Reproduce the data exactly and drop any pictures it holds.

★ ★ ★ ★

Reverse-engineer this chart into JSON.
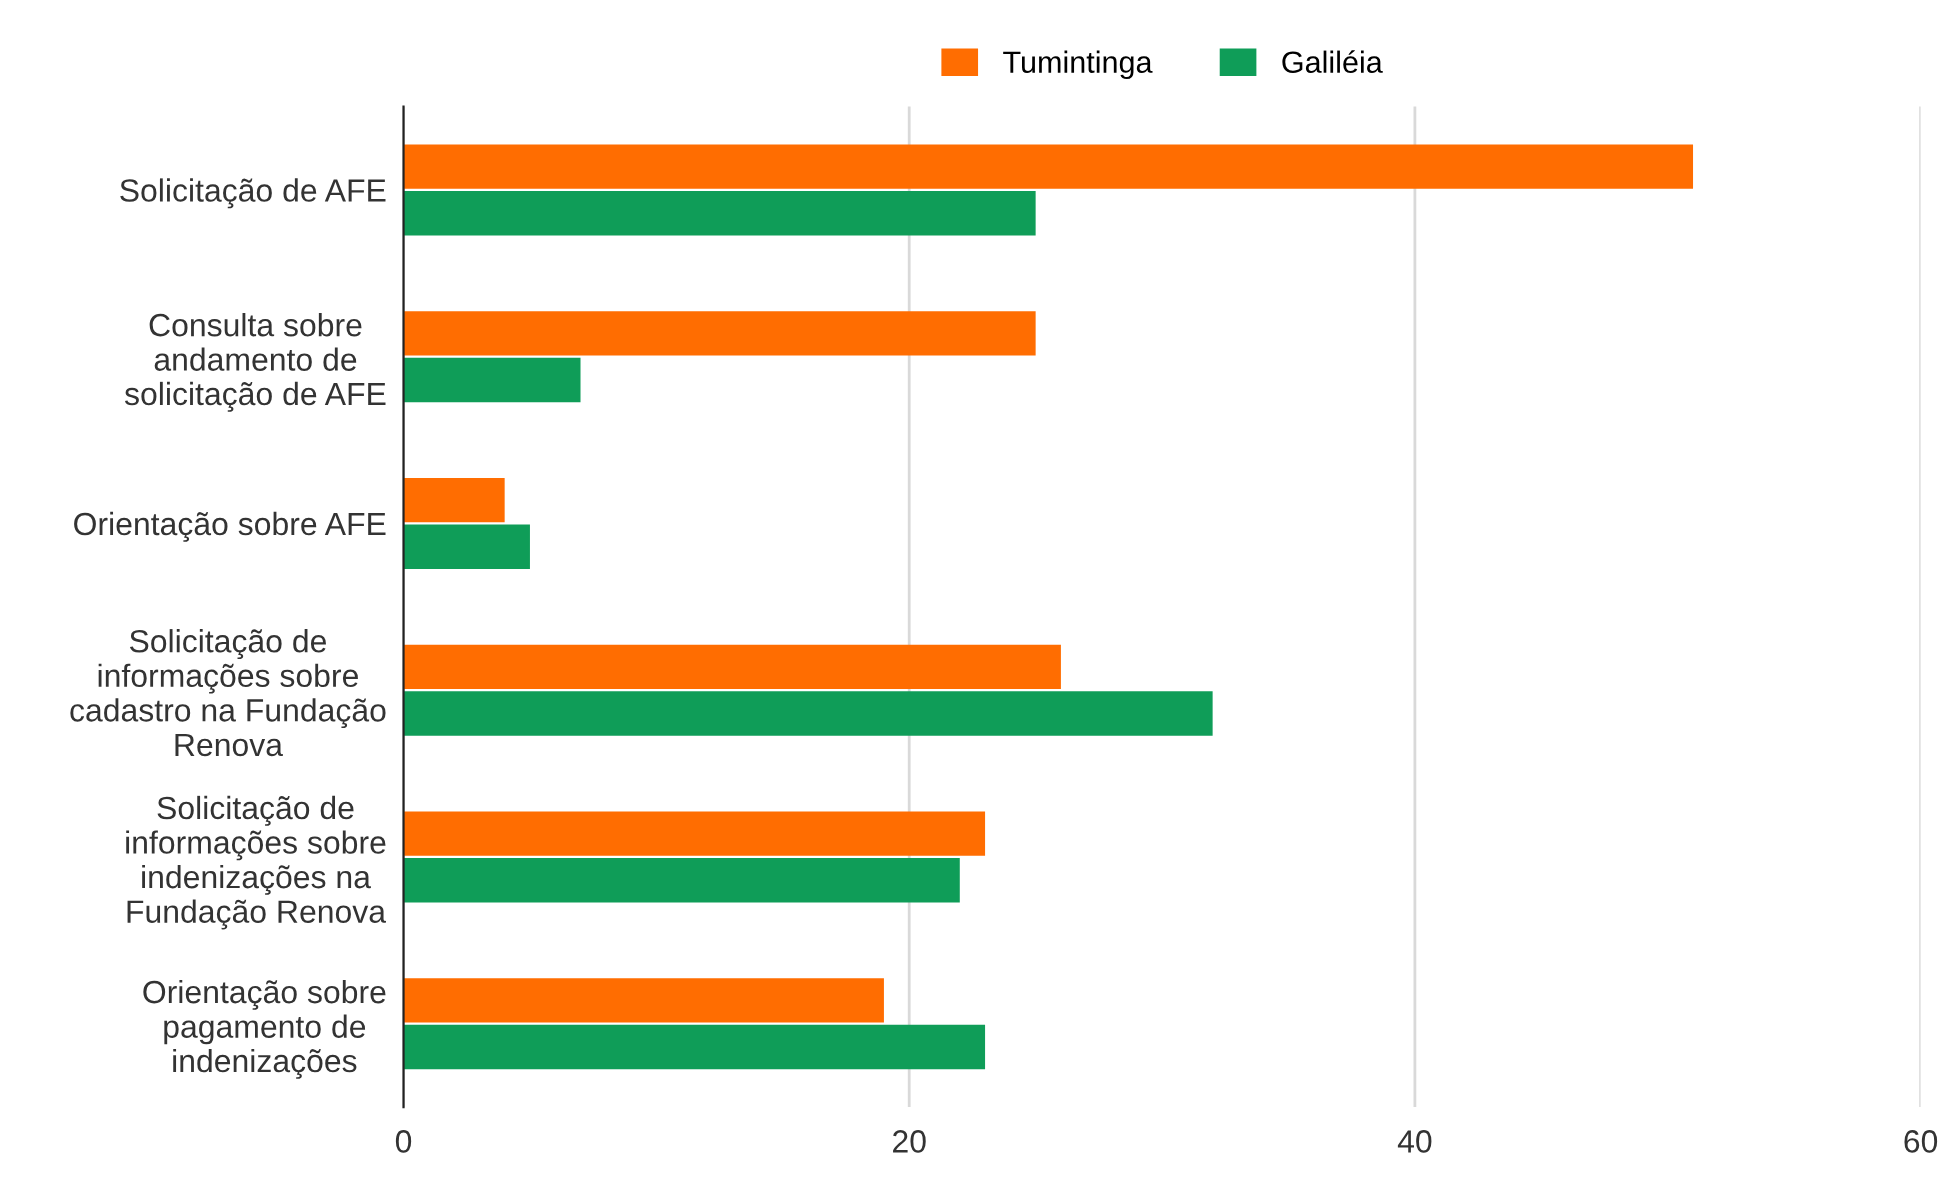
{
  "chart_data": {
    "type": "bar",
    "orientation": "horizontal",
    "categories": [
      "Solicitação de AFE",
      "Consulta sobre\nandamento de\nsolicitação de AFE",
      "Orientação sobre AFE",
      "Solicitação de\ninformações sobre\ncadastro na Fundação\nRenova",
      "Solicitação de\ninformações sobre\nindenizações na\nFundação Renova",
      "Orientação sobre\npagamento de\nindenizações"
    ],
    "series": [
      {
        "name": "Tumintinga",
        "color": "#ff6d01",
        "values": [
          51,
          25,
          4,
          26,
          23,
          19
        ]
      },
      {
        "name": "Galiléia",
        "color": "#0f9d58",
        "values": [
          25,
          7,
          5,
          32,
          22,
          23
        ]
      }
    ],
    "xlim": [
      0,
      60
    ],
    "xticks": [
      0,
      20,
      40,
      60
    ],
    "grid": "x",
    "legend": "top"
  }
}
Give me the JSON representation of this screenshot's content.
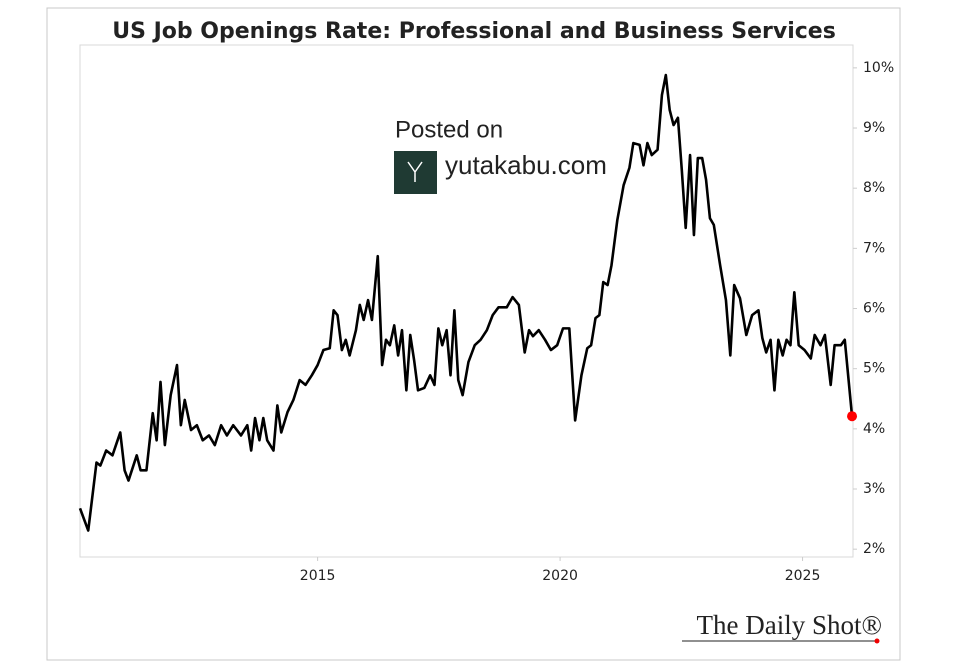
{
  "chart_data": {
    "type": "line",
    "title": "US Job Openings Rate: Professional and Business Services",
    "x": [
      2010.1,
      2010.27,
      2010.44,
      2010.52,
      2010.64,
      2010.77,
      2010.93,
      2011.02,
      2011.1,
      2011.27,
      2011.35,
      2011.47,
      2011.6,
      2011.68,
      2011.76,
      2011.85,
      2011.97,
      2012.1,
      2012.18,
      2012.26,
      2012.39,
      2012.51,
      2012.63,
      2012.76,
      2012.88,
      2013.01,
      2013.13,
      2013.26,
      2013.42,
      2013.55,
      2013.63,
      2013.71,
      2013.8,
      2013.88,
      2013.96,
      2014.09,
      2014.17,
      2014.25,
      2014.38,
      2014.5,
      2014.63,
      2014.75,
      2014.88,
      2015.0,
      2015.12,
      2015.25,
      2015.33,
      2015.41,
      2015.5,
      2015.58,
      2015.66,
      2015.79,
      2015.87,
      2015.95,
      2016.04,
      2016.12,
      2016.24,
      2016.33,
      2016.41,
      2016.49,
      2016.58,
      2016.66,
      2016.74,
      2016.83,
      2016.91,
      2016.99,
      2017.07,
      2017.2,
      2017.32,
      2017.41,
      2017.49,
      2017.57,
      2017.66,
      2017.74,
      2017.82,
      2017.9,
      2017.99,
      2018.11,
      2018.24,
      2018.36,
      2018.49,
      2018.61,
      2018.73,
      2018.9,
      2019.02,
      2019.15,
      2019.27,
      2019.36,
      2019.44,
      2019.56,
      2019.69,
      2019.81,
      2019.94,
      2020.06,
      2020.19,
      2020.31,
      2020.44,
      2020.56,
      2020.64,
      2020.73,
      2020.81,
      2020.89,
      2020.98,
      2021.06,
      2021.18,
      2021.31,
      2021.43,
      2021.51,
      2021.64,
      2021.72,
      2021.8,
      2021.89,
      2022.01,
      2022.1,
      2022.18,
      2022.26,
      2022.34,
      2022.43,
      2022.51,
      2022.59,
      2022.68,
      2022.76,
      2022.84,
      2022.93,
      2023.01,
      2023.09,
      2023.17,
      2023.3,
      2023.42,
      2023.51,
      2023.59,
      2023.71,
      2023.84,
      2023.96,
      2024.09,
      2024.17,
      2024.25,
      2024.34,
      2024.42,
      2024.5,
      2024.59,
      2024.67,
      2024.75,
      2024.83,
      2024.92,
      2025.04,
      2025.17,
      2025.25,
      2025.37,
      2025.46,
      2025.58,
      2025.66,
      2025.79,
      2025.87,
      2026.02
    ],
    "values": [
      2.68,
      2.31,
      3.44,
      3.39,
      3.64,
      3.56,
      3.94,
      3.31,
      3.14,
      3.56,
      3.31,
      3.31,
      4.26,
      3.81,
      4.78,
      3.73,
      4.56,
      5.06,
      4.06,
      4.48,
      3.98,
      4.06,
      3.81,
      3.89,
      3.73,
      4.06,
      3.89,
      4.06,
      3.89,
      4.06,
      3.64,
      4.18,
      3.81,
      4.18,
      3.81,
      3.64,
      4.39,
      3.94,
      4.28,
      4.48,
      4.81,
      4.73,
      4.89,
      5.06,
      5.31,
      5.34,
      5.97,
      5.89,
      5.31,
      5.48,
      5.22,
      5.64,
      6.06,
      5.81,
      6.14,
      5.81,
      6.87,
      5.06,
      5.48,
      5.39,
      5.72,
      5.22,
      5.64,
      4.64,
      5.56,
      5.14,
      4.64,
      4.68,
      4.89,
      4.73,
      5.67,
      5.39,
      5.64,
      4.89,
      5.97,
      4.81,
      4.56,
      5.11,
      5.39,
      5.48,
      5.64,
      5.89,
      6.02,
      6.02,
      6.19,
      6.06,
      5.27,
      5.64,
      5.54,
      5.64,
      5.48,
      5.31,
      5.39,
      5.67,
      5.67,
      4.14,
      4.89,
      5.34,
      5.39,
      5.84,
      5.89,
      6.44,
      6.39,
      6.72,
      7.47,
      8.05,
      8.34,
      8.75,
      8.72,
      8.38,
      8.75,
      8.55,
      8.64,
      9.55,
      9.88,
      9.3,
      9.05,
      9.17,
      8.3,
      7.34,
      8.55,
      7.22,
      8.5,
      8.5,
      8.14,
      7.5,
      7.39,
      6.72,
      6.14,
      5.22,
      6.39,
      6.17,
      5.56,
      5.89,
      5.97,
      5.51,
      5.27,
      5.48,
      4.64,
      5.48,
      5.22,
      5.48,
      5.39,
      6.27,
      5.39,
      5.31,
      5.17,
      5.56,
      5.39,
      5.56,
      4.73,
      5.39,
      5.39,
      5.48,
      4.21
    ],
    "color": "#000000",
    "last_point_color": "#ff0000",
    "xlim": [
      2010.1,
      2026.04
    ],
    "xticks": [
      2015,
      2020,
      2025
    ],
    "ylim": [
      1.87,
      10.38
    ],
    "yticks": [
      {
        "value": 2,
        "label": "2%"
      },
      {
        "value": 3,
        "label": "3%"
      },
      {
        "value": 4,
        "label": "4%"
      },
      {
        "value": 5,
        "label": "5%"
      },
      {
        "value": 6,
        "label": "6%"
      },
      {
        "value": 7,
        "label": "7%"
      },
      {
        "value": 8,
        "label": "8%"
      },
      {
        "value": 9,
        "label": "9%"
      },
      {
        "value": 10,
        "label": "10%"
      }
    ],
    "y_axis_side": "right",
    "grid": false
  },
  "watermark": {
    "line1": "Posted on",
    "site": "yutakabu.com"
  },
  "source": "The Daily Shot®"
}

★ ★ ★ ★

> _The output_
Reverse-engineer this chart into JSON.
{
  "chart_data": {
    "type": "bar",
    "orientation": "horizontal",
    "categories": [
      "Solicitação de AFE",
      "Consulta sobre\nandamento de\nsolicitação de AFE",
      "Orientação sobre AFE",
      "Solicitação de\ninformações sobre\ncadastro na Fundação\nRenova",
      "Solicitação de\ninformações sobre\nindenizações na\nFundação Renova",
      "Orientação sobre\npagamento de\nindenizações"
    ],
    "series": [
      {
        "name": "Tumintinga",
        "color": "#ff6d01",
        "values": [
          51,
          25,
          4,
          26,
          23,
          19
        ]
      },
      {
        "name": "Galiléia",
        "color": "#0f9d58",
        "values": [
          25,
          7,
          5,
          32,
          22,
          23
        ]
      }
    ],
    "xlim": [
      0,
      60
    ],
    "xticks": [
      0,
      20,
      40,
      60
    ],
    "grid": "x",
    "legend": "top"
  }
}
Give me the JSON representation of this screenshot's content.
{
  "chart_data": {
    "type": "line",
    "title": "US Job Openings Rate: Professional and Business Services",
    "x": [
      2010.1,
      2010.27,
      2010.44,
      2010.52,
      2010.64,
      2010.77,
      2010.93,
      2011.02,
      2011.1,
      2011.27,
      2011.35,
      2011.47,
      2011.6,
      2011.68,
      2011.76,
      2011.85,
      2011.97,
      2012.1,
      2012.18,
      2012.26,
      2012.39,
      2012.51,
      2012.63,
      2012.76,
      2012.88,
      2013.01,
      2013.13,
      2013.26,
      2013.42,
      2013.55,
      2013.63,
      2013.71,
      2013.8,
      2013.88,
      2013.96,
      2014.09,
      2014.17,
      2014.25,
      2014.38,
      2014.5,
      2014.63,
      2014.75,
      2014.88,
      2015.0,
      2015.12,
      2015.25,
      2015.33,
      2015.41,
      2015.5,
      2015.58,
      2015.66,
      2015.79,
      2015.87,
      2015.95,
      2016.04,
      2016.12,
      2016.24,
      2016.33,
      2016.41,
      2016.49,
      2016.58,
      2016.66,
      2016.74,
      2016.83,
      2016.91,
      2016.99,
      2017.07,
      2017.2,
      2017.32,
      2017.41,
      2017.49,
      2017.57,
      2017.66,
      2017.74,
      2017.82,
      2017.9,
      2017.99,
      2018.11,
      2018.24,
      2018.36,
      2018.49,
      2018.61,
      2018.73,
      2018.9,
      2019.02,
      2019.15,
      2019.27,
      2019.36,
      2019.44,
      2019.56,
      2019.69,
      2019.81,
      2019.94,
      2020.06,
      2020.19,
      2020.31,
      2020.44,
      2020.56,
      2020.64,
      2020.73,
      2020.81,
      2020.89,
      2020.98,
      2021.06,
      2021.18,
      2021.31,
      2021.43,
      2021.51,
      2021.64,
      2021.72,
      2021.8,
      2021.89,
      2022.01,
      2022.1,
      2022.18,
      2022.26,
      2022.34,
      2022.43,
      2022.51,
      2022.59,
      2022.68,
      2022.76,
      2022.84,
      2022.93,
      2023.01,
      2023.09,
      2023.17,
      2023.3,
      2023.42,
      2023.51,
      2023.59,
      2023.71,
      2023.84,
      2023.96,
      2024.09,
      2024.17,
      2024.25,
      2024.34,
      2024.42,
      2024.5,
      2024.59,
      2024.67,
      2024.75,
      2024.83,
      2024.92,
      2025.04,
      2025.17,
      2025.25,
      2025.37,
      2025.46,
      2025.58,
      2025.66,
      2025.79,
      2025.87,
      2026.02
    ],
    "values": [
      2.68,
      2.31,
      3.44,
      3.39,
      3.64,
      3.56,
      3.94,
      3.31,
      3.14,
      3.56,
      3.31,
      3.31,
      4.26,
      3.81,
      4.78,
      3.73,
      4.56,
      5.06,
      4.06,
      4.48,
      3.98,
      4.06,
      3.81,
      3.89,
      3.73,
      4.06,
      3.89,
      4.06,
      3.89,
      4.06,
      3.64,
      4.18,
      3.81,
      4.18,
      3.81,
      3.64,
      4.39,
      3.94,
      4.28,
      4.48,
      4.81,
      4.73,
      4.89,
      5.06,
      5.31,
      5.34,
      5.97,
      5.89,
      5.31,
      5.48,
      5.22,
      5.64,
      6.06,
      5.81,
      6.14,
      5.81,
      6.87,
      5.06,
      5.48,
      5.39,
      5.72,
      5.22,
      5.64,
      4.64,
      5.56,
      5.14,
      4.64,
      4.68,
      4.89,
      4.73,
      5.67,
      5.39,
      5.64,
      4.89,
      5.97,
      4.81,
      4.56,
      5.11,
      5.39,
      5.48,
      5.64,
      5.89,
      6.02,
      6.02,
      6.19,
      6.06,
      5.27,
      5.64,
      5.54,
      5.64,
      5.48,
      5.31,
      5.39,
      5.67,
      5.67,
      4.14,
      4.89,
      5.34,
      5.39,
      5.84,
      5.89,
      6.44,
      6.39,
      6.72,
      7.47,
      8.05,
      8.34,
      8.75,
      8.72,
      8.38,
      8.75,
      8.55,
      8.64,
      9.55,
      9.88,
      9.3,
      9.05,
      9.17,
      8.3,
      7.34,
      8.55,
      7.22,
      8.5,
      8.5,
      8.14,
      7.5,
      7.39,
      6.72,
      6.14,
      5.22,
      6.39,
      6.17,
      5.56,
      5.89,
      5.97,
      5.51,
      5.27,
      5.48,
      4.64,
      5.48,
      5.22,
      5.48,
      5.39,
      6.27,
      5.39,
      5.31,
      5.17,
      5.56,
      5.39,
      5.56,
      4.73,
      5.39,
      5.39,
      5.48,
      4.21
    ],
    "color": "#000000",
    "last_point_color": "#ff0000",
    "xlim": [
      2010.1,
      2026.04
    ],
    "xticks": [
      2015,
      2020,
      2025
    ],
    "ylim": [
      1.87,
      10.38
    ],
    "yticks": [
      {
        "value": 2,
        "label": "2%"
      },
      {
        "value": 3,
        "label": "3%"
      },
      {
        "value": 4,
        "label": "4%"
      },
      {
        "value": 5,
        "label": "5%"
      },
      {
        "value": 6,
        "label": "6%"
      },
      {
        "value": 7,
        "label": "7%"
      },
      {
        "value": 8,
        "label": "8%"
      },
      {
        "value": 9,
        "label": "9%"
      },
      {
        "value": 10,
        "label": "10%"
      }
    ],
    "y_axis_side": "right",
    "grid": false
  },
  "watermark": {
    "line1": "Posted on",
    "site": "yutakabu.com"
  },
  "source": "The Daily Shot®"
}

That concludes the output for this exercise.